**WHAT THE TASK ASKS**: Make an exact transcription of the material, leaving out all images.
--- BEGIN SUPPLIED DATA ---
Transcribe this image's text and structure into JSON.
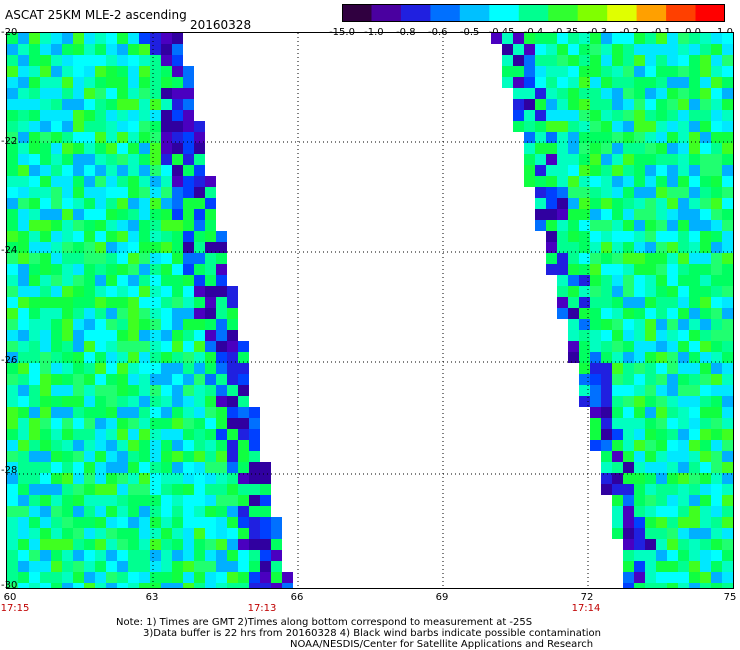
{
  "title": "ASCAT 25KM MLE-2 ascending",
  "date": "20160328",
  "colorbar": {
    "labels": [
      "-15.0",
      "-1.0",
      "-0.8",
      "-0.6",
      "-0.5",
      "-0.45",
      "-0.4",
      "-0.35",
      "-0.3",
      "-0.2",
      "-0.1",
      "0.0",
      "1.0"
    ],
    "colors": [
      "#300040",
      "#4a00a0",
      "#2020e0",
      "#0070ff",
      "#00c0ff",
      "#00ffff",
      "#00ff90",
      "#30ff30",
      "#80ff00",
      "#e0ff00",
      "#ffa000",
      "#ff4000",
      "#ff0000"
    ]
  },
  "axes": {
    "lat_labels": [
      "-20",
      "-22",
      "-24",
      "-26",
      "-28",
      "-30"
    ],
    "lon_labels": [
      "60",
      "63",
      "66",
      "69",
      "72",
      "75"
    ],
    "time_labels": [
      "17:15",
      "17:13",
      "17:14"
    ]
  },
  "notes": {
    "line1": "Note: 1) Times are GMT 2)Times along bottom correspond to measurement at -25S",
    "line2": "3)Data buffer is 22 hrs from 20160328 4) Black wind barbs indicate possible contamination",
    "line3": "NOAA/NESDIS/Center for Satellite Applications and Research"
  }
}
--- END SUPPLIED DATA ---
**RIGHT ANSWER**:
Transcribe this image's text and structure into JSON.
{
  "title": "ASCAT 25KM MLE-2 ascending",
  "date": "20160328",
  "colorbar": {
    "labels": [
      "-15.0",
      "-1.0",
      "-0.8",
      "-0.6",
      "-0.5",
      "-0.45",
      "-0.4",
      "-0.35",
      "-0.3",
      "-0.2",
      "-0.1",
      "0.0",
      "1.0"
    ],
    "colors": [
      "#300040",
      "#4a00a0",
      "#2020e0",
      "#0070ff",
      "#00c0ff",
      "#00ffff",
      "#00ff90",
      "#30ff30",
      "#80ff00",
      "#e0ff00",
      "#ffa000",
      "#ff4000",
      "#ff0000"
    ]
  },
  "axes": {
    "lat_labels": [
      "-20",
      "-22",
      "-24",
      "-26",
      "-28",
      "-30"
    ],
    "lon_labels": [
      "60",
      "63",
      "66",
      "69",
      "72",
      "75"
    ],
    "time_labels": [
      "17:15",
      "17:13",
      "17:14"
    ]
  },
  "notes": {
    "line1": "Note: 1) Times are GMT 2)Times along bottom correspond to measurement at -25S",
    "line2": "3)Data buffer is 22 hrs from 20160328 4) Black wind barbs indicate possible contamination",
    "line3": "NOAA/NESDIS/Center for Satellite Applications and Research"
  }
}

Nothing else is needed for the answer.